BEGIN INPUT DATA

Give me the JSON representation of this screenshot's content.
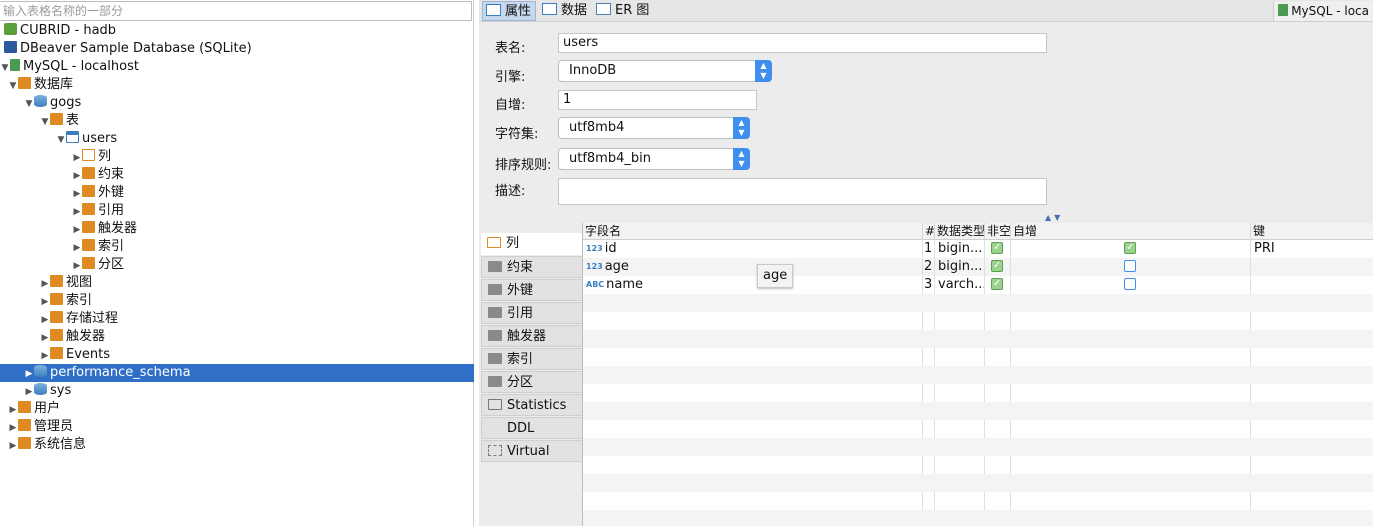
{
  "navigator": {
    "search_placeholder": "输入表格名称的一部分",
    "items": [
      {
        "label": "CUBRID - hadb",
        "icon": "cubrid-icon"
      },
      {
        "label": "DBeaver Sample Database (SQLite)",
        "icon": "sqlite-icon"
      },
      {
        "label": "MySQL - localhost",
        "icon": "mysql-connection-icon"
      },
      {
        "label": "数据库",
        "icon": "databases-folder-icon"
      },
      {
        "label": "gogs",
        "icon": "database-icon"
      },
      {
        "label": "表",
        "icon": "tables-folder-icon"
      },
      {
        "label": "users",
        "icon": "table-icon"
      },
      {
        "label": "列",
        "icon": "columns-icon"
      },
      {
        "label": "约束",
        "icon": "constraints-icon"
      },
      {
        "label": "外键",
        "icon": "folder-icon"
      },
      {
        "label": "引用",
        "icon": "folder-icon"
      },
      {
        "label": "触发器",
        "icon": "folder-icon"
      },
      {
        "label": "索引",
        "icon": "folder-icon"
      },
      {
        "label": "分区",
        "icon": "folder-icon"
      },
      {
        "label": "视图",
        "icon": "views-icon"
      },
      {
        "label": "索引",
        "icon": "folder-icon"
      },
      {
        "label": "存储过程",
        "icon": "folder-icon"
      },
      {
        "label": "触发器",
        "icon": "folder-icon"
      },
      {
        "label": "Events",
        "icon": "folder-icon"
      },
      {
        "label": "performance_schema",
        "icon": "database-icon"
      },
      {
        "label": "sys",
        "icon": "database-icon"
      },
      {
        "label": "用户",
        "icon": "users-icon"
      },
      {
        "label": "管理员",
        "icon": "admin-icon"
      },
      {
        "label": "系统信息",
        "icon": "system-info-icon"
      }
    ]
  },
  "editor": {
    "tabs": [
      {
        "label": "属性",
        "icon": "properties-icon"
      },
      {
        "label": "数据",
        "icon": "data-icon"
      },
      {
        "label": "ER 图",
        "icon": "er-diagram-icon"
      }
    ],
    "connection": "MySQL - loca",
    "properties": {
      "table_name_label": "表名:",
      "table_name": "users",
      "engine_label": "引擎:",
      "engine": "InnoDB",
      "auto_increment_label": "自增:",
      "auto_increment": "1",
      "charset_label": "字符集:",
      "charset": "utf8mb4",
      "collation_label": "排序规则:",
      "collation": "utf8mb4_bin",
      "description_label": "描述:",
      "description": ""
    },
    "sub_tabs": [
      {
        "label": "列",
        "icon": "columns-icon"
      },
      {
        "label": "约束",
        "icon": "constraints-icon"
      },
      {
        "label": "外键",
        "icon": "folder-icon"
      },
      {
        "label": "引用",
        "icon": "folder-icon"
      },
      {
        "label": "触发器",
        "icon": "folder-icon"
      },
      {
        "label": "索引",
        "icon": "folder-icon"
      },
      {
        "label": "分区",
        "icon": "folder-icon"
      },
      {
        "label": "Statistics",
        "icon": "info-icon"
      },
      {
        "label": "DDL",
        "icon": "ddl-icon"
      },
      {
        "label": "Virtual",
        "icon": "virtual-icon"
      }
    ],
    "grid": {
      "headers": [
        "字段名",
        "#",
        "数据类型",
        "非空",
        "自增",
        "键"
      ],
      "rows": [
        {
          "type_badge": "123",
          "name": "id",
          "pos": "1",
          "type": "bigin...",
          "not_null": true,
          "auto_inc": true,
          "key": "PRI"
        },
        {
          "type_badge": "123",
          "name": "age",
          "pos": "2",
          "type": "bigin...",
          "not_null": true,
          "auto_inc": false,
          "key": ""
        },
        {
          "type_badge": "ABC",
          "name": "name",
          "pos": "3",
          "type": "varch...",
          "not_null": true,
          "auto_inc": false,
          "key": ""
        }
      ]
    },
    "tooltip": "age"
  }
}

END INPUT DATA
BEGIN INPUT DATA

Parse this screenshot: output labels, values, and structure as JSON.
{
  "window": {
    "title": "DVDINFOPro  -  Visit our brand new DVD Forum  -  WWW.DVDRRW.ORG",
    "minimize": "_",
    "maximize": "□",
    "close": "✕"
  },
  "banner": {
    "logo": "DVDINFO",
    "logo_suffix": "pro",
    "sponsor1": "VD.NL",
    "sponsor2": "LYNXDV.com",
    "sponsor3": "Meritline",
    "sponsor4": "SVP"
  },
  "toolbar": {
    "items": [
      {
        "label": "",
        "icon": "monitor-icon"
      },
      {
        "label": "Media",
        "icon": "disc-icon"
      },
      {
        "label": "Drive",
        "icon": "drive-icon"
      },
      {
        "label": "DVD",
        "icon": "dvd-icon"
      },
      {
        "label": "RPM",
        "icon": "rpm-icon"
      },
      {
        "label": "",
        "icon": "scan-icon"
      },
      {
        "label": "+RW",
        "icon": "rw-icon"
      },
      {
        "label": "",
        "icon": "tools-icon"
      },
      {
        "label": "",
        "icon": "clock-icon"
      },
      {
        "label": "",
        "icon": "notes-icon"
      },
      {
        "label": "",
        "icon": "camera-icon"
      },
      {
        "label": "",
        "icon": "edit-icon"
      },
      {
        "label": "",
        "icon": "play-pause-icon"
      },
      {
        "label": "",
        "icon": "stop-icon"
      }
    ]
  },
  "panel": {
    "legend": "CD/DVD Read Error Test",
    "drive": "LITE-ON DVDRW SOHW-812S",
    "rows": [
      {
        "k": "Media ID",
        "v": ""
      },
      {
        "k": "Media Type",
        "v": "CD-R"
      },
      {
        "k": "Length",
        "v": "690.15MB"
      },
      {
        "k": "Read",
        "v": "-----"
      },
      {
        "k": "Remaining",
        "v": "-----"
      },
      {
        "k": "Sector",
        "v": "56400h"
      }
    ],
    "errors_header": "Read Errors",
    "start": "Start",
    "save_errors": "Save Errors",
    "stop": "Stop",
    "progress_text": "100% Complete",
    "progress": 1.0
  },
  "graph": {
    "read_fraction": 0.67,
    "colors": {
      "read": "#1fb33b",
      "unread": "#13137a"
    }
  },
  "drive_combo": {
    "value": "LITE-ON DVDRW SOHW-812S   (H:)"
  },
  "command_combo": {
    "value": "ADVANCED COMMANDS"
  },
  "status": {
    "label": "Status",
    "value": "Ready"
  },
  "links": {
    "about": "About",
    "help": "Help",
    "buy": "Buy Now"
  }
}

END INPUT DATA

§ **EXERCISE GOAL**
Find the lines containing "users" and list every one of them.

§ **ANSWER FOR THIS EXERCISE**
        "label": "users",
        "icon": "users-icon"
      "table_name": "users",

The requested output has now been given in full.